## What to produce
Every line of the material below should be repeated exactly.

Stored dataset items:

<<<<

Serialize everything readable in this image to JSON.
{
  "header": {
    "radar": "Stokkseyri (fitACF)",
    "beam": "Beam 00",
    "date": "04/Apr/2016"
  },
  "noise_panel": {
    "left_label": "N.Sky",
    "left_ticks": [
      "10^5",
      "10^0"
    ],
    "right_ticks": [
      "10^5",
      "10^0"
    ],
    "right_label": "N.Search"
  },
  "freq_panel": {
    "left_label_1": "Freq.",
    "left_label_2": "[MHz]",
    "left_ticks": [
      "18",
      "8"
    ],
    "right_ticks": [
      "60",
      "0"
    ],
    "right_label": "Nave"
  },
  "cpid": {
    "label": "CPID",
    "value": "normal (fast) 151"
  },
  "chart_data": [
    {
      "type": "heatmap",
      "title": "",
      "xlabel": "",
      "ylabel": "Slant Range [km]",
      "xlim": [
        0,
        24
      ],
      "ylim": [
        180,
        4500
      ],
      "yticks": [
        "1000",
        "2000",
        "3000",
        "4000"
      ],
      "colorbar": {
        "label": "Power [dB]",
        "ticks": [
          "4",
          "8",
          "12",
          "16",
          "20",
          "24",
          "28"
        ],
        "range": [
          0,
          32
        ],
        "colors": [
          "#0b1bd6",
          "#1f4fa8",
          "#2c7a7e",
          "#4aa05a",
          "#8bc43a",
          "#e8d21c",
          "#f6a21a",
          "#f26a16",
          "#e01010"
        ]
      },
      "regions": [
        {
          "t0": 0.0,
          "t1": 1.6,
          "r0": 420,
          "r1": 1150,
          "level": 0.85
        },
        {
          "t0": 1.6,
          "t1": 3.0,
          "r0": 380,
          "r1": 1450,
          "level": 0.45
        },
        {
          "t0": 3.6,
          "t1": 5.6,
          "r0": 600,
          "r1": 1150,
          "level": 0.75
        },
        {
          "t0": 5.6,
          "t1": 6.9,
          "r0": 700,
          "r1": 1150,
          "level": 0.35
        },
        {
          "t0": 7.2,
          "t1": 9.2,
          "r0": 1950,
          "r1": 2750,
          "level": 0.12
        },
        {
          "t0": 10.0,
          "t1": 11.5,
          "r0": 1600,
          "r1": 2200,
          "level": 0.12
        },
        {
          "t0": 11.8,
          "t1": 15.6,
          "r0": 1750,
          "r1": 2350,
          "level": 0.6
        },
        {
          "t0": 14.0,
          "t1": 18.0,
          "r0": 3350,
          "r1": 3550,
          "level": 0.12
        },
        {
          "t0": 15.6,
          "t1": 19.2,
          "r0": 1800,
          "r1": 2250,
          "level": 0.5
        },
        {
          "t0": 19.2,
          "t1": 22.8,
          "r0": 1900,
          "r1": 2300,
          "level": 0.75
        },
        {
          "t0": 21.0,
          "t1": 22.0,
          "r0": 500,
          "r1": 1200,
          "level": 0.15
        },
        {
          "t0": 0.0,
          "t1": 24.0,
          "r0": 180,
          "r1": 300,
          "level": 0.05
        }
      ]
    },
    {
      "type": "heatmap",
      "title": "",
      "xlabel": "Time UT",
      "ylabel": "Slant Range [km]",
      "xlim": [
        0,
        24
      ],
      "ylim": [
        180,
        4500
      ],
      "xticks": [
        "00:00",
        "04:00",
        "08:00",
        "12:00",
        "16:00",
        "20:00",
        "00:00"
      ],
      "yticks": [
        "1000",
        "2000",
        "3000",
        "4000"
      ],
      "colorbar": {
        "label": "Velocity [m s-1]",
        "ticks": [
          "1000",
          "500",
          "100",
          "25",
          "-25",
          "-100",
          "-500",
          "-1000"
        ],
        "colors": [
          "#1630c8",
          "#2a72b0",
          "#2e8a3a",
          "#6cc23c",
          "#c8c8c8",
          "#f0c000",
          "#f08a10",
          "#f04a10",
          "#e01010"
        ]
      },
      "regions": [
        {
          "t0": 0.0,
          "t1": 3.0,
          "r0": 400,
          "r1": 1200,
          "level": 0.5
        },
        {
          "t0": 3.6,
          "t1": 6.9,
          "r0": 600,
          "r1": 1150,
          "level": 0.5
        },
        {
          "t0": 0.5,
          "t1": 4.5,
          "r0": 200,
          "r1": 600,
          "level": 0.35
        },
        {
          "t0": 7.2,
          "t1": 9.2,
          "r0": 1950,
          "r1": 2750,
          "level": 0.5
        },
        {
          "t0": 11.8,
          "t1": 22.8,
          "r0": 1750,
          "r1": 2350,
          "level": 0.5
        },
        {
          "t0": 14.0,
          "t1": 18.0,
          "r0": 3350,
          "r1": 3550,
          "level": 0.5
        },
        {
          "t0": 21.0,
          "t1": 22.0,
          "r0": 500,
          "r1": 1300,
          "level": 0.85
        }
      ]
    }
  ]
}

>>>>

## Exercise output
Serialize everything readable in this image to JSON.
{
  "header": {
    "radar": "Stokkseyri (fitACF)",
    "beam": "Beam 00",
    "date": "04/Apr/2016"
  },
  "noise_panel": {
    "left_label": "N.Sky",
    "left_ticks": [
      "10^5",
      "10^0"
    ],
    "right_ticks": [
      "10^5",
      "10^0"
    ],
    "right_label": "N.Search"
  },
  "freq_panel": {
    "left_label_1": "Freq.",
    "left_label_2": "[MHz]",
    "left_ticks": [
      "18",
      "8"
    ],
    "right_ticks": [
      "60",
      "0"
    ],
    "right_label": "Nave"
  },
  "cpid": {
    "label": "CPID",
    "value": "normal (fast) 151"
  },
  "chart_data": [
    {
      "type": "heatmap",
      "title": "",
      "xlabel": "",
      "ylabel": "Slant Range [km]",
      "xlim": [
        0,
        24
      ],
      "ylim": [
        180,
        4500
      ],
      "yticks": [
        "1000",
        "2000",
        "3000",
        "4000"
      ],
      "colorbar": {
        "label": "Power [dB]",
        "ticks": [
          "4",
          "8",
          "12",
          "16",
          "20",
          "24",
          "28"
        ],
        "range": [
          0,
          32
        ],
        "colors": [
          "#0b1bd6",
          "#1f4fa8",
          "#2c7a7e",
          "#4aa05a",
          "#8bc43a",
          "#e8d21c",
          "#f6a21a",
          "#f26a16",
          "#e01010"
        ]
      },
      "regions": [
        {
          "t0": 0.0,
          "t1": 1.6,
          "r0": 420,
          "r1": 1150,
          "level": 0.85
        },
        {
          "t0": 1.6,
          "t1": 3.0,
          "r0": 380,
          "r1": 1450,
          "level": 0.45
        },
        {
          "t0": 3.6,
          "t1": 5.6,
          "r0": 600,
          "r1": 1150,
          "level": 0.75
        },
        {
          "t0": 5.6,
          "t1": 6.9,
          "r0": 700,
          "r1": 1150,
          "level": 0.35
        },
        {
          "t0": 7.2,
          "t1": 9.2,
          "r0": 1950,
          "r1": 2750,
          "level": 0.12
        },
        {
          "t0": 10.0,
          "t1": 11.5,
          "r0": 1600,
          "r1": 2200,
          "level": 0.12
        },
        {
          "t0": 11.8,
          "t1": 15.6,
          "r0": 1750,
          "r1": 2350,
          "level": 0.6
        },
        {
          "t0": 14.0,
          "t1": 18.0,
          "r0": 3350,
          "r1": 3550,
          "level": 0.12
        },
        {
          "t0": 15.6,
          "t1": 19.2,
          "r0": 1800,
          "r1": 2250,
          "level": 0.5
        },
        {
          "t0": 19.2,
          "t1": 22.8,
          "r0": 1900,
          "r1": 2300,
          "level": 0.75
        },
        {
          "t0": 21.0,
          "t1": 22.0,
          "r0": 500,
          "r1": 1200,
          "level": 0.15
        },
        {
          "t0": 0.0,
          "t1": 24.0,
          "r0": 180,
          "r1": 300,
          "level": 0.05
        }
      ]
    },
    {
      "type": "heatmap",
      "title": "",
      "xlabel": "Time UT",
      "ylabel": "Slant Range [km]",
      "xlim": [
        0,
        24
      ],
      "ylim": [
        180,
        4500
      ],
      "xticks": [
        "00:00",
        "04:00",
        "08:00",
        "12:00",
        "16:00",
        "20:00",
        "00:00"
      ],
      "yticks": [
        "1000",
        "2000",
        "3000",
        "4000"
      ],
      "colorbar": {
        "label": "Velocity [m s-1]",
        "ticks": [
          "1000",
          "500",
          "100",
          "25",
          "-25",
          "-100",
          "-500",
          "-1000"
        ],
        "colors": [
          "#1630c8",
          "#2a72b0",
          "#2e8a3a",
          "#6cc23c",
          "#c8c8c8",
          "#f0c000",
          "#f08a10",
          "#f04a10",
          "#e01010"
        ]
      },
      "regions": [
        {
          "t0": 0.0,
          "t1": 3.0,
          "r0": 400,
          "r1": 1200,
          "level": 0.5
        },
        {
          "t0": 3.6,
          "t1": 6.9,
          "r0": 600,
          "r1": 1150,
          "level": 0.5
        },
        {
          "t0": 0.5,
          "t1": 4.5,
          "r0": 200,
          "r1": 600,
          "level": 0.35
        },
        {
          "t0": 7.2,
          "t1": 9.2,
          "r0": 1950,
          "r1": 2750,
          "level": 0.5
        },
        {
          "t0": 11.8,
          "t1": 22.8,
          "r0": 1750,
          "r1": 2350,
          "level": 0.5
        },
        {
          "t0": 14.0,
          "t1": 18.0,
          "r0": 3350,
          "r1": 3550,
          "level": 0.5
        },
        {
          "t0": 21.0,
          "t1": 22.0,
          "r0": 500,
          "r1": 1300,
          "level": 0.85
        }
      ]
    }
  ]
}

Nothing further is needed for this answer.